● DATA FOR THIS TASK
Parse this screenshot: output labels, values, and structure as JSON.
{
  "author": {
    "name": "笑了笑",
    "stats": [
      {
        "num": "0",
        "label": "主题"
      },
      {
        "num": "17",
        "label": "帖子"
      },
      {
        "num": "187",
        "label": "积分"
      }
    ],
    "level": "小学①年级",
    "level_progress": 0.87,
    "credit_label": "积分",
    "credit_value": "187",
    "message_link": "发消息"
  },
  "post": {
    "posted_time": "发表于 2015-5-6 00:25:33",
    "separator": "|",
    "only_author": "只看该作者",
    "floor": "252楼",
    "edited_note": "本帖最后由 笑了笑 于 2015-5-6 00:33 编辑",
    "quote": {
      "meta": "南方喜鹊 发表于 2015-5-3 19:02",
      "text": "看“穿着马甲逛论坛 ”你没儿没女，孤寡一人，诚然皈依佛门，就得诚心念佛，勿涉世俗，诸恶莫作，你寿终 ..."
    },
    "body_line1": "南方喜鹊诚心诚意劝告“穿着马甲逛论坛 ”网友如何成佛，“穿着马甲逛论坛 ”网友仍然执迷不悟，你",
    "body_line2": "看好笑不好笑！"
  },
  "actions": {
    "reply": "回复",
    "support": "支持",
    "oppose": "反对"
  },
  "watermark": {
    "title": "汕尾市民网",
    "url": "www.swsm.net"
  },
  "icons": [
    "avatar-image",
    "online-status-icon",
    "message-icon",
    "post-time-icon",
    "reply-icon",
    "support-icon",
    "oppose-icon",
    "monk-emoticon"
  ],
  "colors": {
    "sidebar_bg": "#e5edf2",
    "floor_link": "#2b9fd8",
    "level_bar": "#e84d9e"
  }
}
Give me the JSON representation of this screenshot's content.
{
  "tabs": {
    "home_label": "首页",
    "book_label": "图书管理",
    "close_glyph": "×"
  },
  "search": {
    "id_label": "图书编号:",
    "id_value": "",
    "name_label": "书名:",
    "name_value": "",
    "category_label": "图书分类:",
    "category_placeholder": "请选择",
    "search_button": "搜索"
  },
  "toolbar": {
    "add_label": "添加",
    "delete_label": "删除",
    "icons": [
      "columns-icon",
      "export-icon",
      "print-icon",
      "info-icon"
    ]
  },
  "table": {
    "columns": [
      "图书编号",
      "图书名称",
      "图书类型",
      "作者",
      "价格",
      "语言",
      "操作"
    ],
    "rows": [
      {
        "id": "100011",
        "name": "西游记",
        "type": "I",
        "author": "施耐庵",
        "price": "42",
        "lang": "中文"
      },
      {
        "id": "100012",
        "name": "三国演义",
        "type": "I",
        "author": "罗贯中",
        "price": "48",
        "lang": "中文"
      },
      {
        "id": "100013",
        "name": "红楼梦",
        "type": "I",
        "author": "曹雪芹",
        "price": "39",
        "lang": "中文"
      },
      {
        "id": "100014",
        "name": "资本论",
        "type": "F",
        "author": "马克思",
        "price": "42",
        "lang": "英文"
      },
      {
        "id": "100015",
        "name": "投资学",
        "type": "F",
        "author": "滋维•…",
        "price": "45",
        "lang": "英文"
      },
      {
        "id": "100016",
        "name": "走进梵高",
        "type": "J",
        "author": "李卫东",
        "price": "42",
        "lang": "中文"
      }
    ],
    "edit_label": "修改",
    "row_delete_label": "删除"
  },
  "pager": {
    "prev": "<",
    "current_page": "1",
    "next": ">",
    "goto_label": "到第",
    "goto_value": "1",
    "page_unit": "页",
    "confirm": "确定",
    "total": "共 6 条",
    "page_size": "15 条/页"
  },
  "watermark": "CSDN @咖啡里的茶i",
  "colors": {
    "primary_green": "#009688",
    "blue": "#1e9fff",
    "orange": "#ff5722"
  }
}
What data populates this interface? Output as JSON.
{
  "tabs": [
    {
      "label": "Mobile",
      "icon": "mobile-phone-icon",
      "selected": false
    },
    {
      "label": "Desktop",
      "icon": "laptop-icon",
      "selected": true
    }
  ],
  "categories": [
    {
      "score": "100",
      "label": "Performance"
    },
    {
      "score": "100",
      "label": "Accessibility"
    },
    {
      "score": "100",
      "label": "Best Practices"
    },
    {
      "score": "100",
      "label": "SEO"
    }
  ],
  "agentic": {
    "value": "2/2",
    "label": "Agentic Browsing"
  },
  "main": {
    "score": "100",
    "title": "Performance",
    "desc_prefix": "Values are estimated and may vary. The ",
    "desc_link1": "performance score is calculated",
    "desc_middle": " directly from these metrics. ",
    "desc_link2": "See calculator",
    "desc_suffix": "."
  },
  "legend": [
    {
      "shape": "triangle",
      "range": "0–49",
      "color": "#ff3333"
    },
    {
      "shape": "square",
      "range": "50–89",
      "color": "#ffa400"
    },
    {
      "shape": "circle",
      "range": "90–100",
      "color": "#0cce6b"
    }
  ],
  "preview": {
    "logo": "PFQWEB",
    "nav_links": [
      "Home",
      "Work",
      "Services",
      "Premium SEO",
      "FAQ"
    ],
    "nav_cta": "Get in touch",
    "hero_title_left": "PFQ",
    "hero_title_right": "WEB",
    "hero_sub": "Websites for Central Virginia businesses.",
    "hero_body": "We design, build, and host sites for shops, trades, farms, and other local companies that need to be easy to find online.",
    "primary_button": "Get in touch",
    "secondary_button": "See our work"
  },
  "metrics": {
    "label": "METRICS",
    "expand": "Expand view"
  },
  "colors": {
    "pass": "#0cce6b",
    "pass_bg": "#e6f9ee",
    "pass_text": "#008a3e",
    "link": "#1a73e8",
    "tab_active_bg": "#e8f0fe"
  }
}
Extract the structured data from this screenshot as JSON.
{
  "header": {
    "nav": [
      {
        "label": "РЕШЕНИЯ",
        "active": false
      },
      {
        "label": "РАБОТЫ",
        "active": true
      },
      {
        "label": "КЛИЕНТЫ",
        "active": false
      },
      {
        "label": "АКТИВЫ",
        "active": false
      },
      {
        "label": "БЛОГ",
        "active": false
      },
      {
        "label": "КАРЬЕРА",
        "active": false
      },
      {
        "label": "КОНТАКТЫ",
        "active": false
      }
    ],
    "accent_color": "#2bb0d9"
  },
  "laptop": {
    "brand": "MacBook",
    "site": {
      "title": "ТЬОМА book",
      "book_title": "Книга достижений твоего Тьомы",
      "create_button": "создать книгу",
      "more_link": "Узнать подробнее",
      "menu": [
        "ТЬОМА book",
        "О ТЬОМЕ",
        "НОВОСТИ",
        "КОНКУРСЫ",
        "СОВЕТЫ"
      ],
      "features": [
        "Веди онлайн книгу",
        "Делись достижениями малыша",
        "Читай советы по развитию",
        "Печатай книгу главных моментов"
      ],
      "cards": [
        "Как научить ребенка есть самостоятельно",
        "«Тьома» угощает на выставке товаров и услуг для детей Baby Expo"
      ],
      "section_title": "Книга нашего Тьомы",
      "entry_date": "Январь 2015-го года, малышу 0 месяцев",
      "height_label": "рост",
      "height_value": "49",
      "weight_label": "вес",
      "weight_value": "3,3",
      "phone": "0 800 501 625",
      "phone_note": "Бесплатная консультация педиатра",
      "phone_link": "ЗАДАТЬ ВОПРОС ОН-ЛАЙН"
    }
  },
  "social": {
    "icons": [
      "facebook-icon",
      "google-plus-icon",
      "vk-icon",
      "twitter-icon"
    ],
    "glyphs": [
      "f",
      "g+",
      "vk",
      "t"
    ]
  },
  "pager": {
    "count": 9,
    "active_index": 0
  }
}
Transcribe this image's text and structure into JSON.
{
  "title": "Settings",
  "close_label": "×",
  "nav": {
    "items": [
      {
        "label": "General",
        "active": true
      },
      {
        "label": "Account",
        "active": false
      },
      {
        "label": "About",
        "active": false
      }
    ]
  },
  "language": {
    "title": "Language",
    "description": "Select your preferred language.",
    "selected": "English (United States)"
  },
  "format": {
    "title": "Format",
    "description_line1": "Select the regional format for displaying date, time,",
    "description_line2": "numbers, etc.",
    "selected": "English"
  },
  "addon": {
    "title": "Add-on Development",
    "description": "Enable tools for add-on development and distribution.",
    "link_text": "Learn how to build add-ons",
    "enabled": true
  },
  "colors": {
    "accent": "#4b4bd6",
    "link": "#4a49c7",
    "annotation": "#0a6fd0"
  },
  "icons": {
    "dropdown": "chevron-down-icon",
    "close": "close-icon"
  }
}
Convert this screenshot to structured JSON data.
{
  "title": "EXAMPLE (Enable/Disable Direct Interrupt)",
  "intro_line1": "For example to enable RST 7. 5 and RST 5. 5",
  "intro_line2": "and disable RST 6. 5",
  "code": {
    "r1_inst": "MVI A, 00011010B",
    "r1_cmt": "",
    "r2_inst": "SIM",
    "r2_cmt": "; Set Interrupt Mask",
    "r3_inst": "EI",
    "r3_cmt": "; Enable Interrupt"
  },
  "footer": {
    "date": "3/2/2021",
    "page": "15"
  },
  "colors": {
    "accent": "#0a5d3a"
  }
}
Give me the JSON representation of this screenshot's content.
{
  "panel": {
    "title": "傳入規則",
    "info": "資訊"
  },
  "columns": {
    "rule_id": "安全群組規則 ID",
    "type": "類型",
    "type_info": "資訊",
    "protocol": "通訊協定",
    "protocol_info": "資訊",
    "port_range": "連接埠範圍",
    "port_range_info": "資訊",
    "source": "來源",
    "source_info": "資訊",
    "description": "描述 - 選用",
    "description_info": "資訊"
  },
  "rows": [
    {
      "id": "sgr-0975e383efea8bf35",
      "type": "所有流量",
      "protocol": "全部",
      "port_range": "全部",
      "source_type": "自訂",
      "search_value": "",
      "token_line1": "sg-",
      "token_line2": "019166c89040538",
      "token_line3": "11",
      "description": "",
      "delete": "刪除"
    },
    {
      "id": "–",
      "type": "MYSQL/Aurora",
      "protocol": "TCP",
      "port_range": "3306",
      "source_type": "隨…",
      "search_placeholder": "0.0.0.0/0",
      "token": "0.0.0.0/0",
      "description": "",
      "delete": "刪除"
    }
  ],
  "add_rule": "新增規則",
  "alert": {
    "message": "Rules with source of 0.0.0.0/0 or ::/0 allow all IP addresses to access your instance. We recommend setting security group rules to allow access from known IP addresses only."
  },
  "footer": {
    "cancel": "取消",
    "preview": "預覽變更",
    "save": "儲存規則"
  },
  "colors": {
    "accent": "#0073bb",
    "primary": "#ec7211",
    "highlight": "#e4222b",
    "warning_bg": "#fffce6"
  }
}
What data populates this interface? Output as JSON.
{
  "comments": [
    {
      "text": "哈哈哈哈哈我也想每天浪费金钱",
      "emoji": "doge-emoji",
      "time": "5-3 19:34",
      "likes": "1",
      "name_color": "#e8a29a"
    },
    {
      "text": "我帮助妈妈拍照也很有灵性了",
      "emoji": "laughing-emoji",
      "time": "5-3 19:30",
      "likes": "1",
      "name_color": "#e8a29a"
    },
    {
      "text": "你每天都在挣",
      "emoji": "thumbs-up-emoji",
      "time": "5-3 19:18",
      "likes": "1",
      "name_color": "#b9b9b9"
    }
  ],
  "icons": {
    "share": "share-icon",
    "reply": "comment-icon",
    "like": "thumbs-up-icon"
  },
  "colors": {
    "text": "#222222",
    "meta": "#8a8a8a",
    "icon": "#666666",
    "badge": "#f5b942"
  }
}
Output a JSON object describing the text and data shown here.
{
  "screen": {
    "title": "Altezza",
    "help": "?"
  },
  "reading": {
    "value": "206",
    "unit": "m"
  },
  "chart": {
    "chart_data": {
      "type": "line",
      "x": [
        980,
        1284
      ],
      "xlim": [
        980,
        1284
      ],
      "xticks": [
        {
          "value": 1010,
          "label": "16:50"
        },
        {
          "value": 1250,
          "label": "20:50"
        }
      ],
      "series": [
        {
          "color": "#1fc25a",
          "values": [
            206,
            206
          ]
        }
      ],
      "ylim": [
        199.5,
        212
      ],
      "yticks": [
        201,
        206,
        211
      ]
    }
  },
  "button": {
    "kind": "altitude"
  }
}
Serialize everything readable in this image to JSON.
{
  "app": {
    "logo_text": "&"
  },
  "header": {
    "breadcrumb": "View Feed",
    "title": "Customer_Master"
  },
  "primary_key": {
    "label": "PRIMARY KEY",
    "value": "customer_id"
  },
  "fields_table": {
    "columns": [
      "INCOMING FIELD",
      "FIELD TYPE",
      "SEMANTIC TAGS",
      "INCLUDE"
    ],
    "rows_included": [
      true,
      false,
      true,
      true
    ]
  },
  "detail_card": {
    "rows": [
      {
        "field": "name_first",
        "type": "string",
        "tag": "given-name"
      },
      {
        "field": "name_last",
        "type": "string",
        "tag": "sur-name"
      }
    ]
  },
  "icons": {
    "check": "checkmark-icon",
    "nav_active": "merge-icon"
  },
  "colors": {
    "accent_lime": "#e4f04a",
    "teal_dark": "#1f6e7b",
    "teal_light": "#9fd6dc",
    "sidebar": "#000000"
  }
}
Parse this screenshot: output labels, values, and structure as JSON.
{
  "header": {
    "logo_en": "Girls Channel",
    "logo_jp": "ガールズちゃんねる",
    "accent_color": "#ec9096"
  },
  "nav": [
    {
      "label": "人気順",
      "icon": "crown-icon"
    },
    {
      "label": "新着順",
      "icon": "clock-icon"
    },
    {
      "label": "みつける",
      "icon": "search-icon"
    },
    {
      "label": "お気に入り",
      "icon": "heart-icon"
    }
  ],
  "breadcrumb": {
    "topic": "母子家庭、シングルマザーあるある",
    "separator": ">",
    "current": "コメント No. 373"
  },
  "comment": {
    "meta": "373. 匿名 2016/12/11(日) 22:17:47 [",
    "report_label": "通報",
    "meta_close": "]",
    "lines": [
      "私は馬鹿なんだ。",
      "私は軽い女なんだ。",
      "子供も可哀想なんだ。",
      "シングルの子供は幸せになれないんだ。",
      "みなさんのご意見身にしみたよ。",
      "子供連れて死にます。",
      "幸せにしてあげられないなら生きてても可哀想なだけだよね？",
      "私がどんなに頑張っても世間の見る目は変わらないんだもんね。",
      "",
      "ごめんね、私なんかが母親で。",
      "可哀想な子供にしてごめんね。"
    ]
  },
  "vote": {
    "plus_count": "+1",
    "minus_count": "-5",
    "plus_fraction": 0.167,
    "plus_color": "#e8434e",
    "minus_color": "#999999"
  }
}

● INSTRUCTIONS TO FOLLOW
Collect the lines of the data that carry the word "structured".

● RESPONSE BELOW
Extract the structured data from this screenshot as JSON.
Convert this screenshot to structured JSON data.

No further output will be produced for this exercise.